_Goal of the exercise_
Type every record exactly as it appears.

_Data rows_
+---+
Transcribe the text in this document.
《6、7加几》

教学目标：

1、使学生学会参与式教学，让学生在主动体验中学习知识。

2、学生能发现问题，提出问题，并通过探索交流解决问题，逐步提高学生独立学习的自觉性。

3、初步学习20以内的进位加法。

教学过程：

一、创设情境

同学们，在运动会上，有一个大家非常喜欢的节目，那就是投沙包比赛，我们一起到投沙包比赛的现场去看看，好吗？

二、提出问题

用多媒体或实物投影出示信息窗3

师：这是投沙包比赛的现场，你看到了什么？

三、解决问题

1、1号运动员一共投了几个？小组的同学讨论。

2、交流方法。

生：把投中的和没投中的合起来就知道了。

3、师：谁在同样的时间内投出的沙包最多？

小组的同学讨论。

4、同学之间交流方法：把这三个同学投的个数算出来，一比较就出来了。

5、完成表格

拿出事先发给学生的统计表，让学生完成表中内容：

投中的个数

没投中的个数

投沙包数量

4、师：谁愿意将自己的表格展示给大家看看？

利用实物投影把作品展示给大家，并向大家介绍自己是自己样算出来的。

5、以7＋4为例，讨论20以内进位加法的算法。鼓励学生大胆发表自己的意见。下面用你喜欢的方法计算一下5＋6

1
+---+
_Problem solution_
Transcribe the text in this document.
《6、7加几》

教学目标：

1、使学生学会参与式教学，让学生在主动体验中学习知识。

2、学生能发现问题，提出问题，并通过探索交流解决问题，逐步提高学生独立学习的自觉性。

3、初步学习20以内的进位加法。

教学过程：

一、创设情境

同学们，在运动会上，有一个大家非常喜欢的节目，那就是投沙包比赛，我们一起到投沙包比赛的现场去看看，好吗？

二、提出问题

用多媒体或实物投影出示信息窗3

师：这是投沙包比赛的现场，你看到了什么？

三、解决问题

1、1号运动员一共投了几个？小组的同学讨论。

2、交流方法。

生：把投中的和没投中的合起来就知道了。

3、师：谁在同样的时间内投出的沙包最多？

小组的同学讨论。

4、同学之间交流方法：把这三个同学投的个数算出来，一比较就出来了。

5、完成表格

拿出事先发给学生的统计表，让学生完成表中内容：

投中的个数

没投中的个数

投沙包数量

4、师：谁愿意将自己的表格展示给大家看看？

利用实物投影把作品展示给大家，并向大家介绍自己是自己样算出来的。

5、以7＋4为例，讨论20以内进位加法的算法。鼓励学生大胆发表自己的意见。下面用你喜欢的方法计算一下5＋6

1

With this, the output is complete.